** GIVEN INSTRUCTION **
Find the line containing "Give me a plain-text". Quote it and every line after it, exactly, through the end; skip pictures.

** DATASET ENTRIES **
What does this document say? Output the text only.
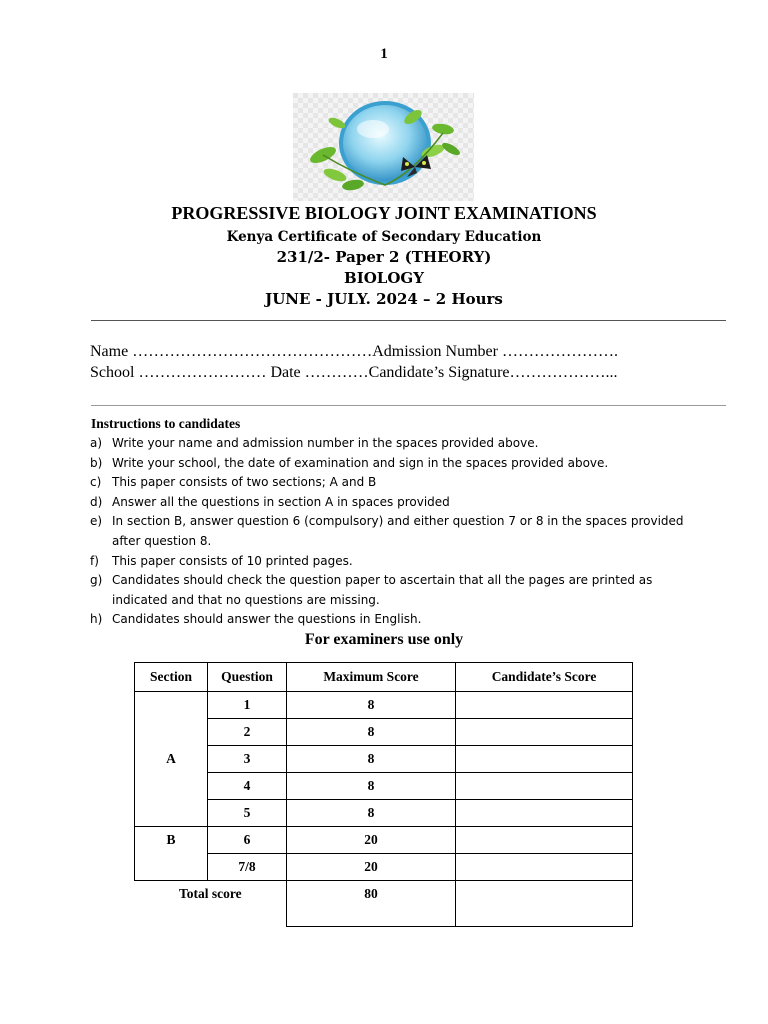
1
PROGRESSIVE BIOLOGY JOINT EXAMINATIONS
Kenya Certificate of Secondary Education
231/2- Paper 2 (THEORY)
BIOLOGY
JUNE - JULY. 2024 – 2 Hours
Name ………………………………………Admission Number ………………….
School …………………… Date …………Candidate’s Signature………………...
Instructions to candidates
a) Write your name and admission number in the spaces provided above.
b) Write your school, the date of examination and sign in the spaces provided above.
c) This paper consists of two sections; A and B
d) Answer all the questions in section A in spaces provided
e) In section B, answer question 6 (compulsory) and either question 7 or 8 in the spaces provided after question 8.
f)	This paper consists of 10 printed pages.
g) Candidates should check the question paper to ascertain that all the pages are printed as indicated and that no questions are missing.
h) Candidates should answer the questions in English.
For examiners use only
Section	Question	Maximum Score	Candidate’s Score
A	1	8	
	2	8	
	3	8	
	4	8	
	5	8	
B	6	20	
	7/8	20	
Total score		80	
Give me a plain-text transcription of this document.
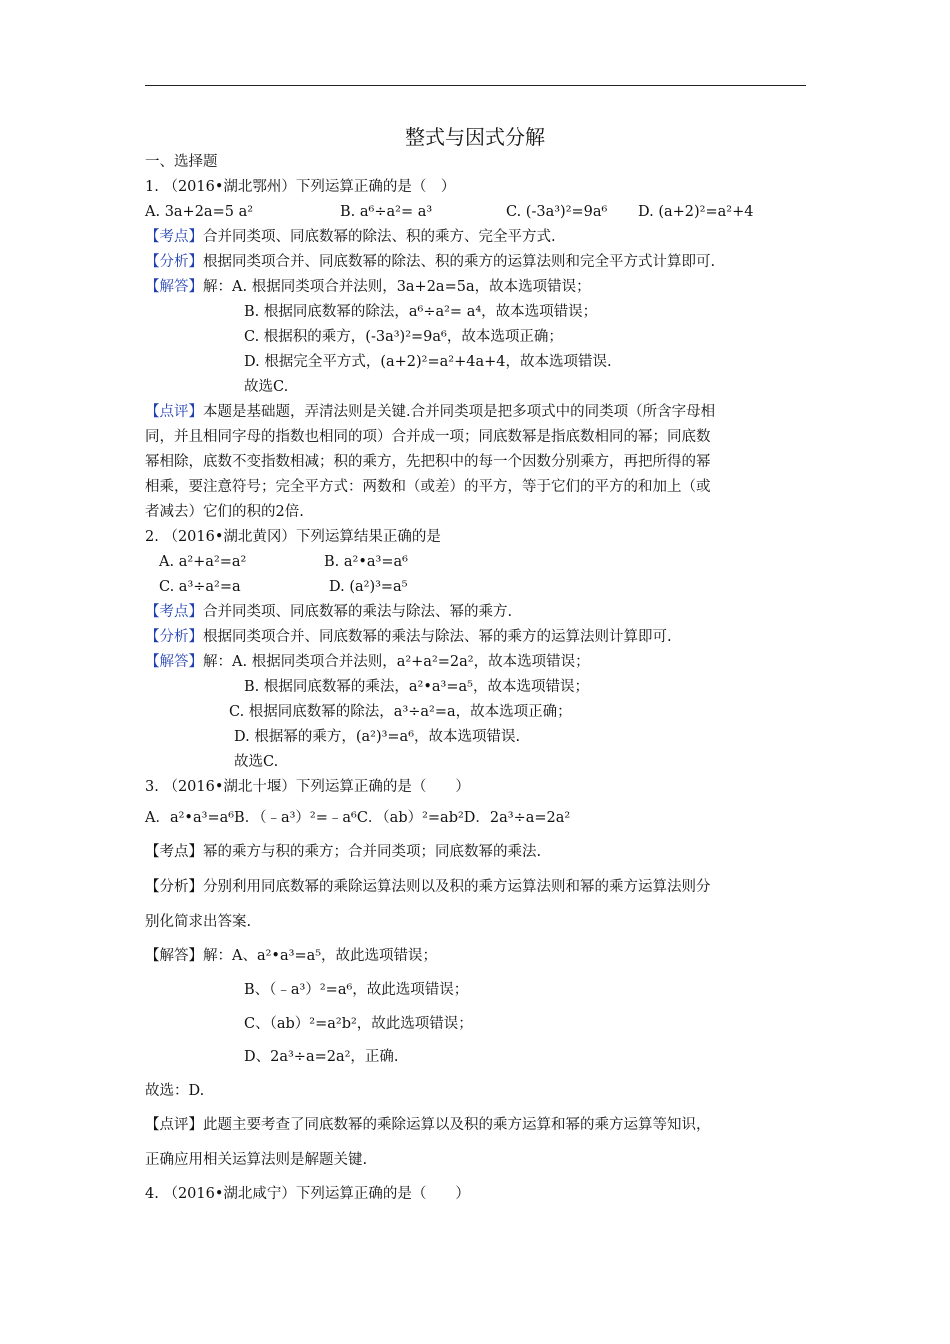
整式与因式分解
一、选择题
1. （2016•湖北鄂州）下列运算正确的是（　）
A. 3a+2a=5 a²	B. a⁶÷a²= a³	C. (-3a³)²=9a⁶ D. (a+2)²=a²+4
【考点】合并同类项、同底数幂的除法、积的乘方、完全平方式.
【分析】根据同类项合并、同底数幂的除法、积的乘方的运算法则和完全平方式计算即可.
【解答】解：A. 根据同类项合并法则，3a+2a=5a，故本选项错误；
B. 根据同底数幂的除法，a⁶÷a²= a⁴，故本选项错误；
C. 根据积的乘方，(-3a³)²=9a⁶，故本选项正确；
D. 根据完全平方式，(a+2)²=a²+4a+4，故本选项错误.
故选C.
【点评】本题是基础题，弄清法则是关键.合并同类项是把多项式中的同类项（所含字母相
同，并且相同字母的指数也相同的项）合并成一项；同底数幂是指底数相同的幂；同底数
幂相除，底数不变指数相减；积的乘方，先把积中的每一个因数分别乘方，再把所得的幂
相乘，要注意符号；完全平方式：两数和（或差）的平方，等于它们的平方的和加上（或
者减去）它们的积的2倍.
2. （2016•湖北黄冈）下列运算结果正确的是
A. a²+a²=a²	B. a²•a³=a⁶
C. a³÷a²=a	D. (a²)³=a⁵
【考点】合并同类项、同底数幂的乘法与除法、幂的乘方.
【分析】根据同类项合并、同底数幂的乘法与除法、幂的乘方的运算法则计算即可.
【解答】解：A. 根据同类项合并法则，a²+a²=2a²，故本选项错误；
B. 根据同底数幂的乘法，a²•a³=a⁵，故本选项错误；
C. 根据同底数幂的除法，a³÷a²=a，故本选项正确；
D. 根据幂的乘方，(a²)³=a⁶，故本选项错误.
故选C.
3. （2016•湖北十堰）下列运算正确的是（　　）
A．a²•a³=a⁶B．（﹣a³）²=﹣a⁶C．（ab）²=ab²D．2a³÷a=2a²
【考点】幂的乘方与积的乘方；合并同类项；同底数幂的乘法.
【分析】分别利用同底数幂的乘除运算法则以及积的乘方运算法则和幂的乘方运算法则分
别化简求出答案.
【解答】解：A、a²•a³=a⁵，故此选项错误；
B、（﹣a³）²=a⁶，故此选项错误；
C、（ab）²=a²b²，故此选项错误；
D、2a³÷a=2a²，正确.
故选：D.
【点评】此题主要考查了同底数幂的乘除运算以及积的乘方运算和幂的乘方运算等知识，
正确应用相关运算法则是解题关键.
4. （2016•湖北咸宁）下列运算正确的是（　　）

** FULL OUTPUT **
Give me a plain-text transcription of this document.
整式与因式分解
一、选择题
1. （2016•湖北鄂州）下列运算正确的是（　）
A. 3a+2a=5 a²	B. a⁶÷a²= a³	C. (-3a³)²=9a⁶ D. (a+2)²=a²+4
【考点】合并同类项、同底数幂的除法、积的乘方、完全平方式.
【分析】根据同类项合并、同底数幂的除法、积的乘方的运算法则和完全平方式计算即可.
【解答】解：A. 根据同类项合并法则，3a+2a=5a，故本选项错误；
B. 根据同底数幂的除法，a⁶÷a²= a⁴，故本选项错误；
C. 根据积的乘方，(-3a³)²=9a⁶，故本选项正确；
D. 根据完全平方式，(a+2)²=a²+4a+4，故本选项错误.
故选C.
【点评】本题是基础题，弄清法则是关键.合并同类项是把多项式中的同类项（所含字母相
同，并且相同字母的指数也相同的项）合并成一项；同底数幂是指底数相同的幂；同底数
幂相除，底数不变指数相减；积的乘方，先把积中的每一个因数分别乘方，再把所得的幂
相乘，要注意符号；完全平方式：两数和（或差）的平方，等于它们的平方的和加上（或
者减去）它们的积的2倍.
2. （2016•湖北黄冈）下列运算结果正确的是
A. a²+a²=a²	B. a²•a³=a⁶
C. a³÷a²=a	D. (a²)³=a⁵
【考点】合并同类项、同底数幂的乘法与除法、幂的乘方.
【分析】根据同类项合并、同底数幂的乘法与除法、幂的乘方的运算法则计算即可.
【解答】解：A. 根据同类项合并法则，a²+a²=2a²，故本选项错误；
B. 根据同底数幂的乘法，a²•a³=a⁵，故本选项错误；
C. 根据同底数幂的除法，a³÷a²=a，故本选项正确；
D. 根据幂的乘方，(a²)³=a⁶，故本选项错误.
故选C.
3. （2016•湖北十堰）下列运算正确的是（　　）
A．a²•a³=a⁶B．（﹣a³）²=﹣a⁶C．（ab）²=ab²D．2a³÷a=2a²
【考点】幂的乘方与积的乘方；合并同类项；同底数幂的乘法.
【分析】分别利用同底数幂的乘除运算法则以及积的乘方运算法则和幂的乘方运算法则分
别化简求出答案.
【解答】解：A、a²•a³=a⁵，故此选项错误；
B、（﹣a³）²=a⁶，故此选项错误；
C、（ab）²=a²b²，故此选项错误；
D、2a³÷a=2a²，正确.
故选：D.
【点评】此题主要考查了同底数幂的乘除运算以及积的乘方运算和幂的乘方运算等知识，
正确应用相关运算法则是解题关键.
4. （2016•湖北咸宁）下列运算正确的是（　　）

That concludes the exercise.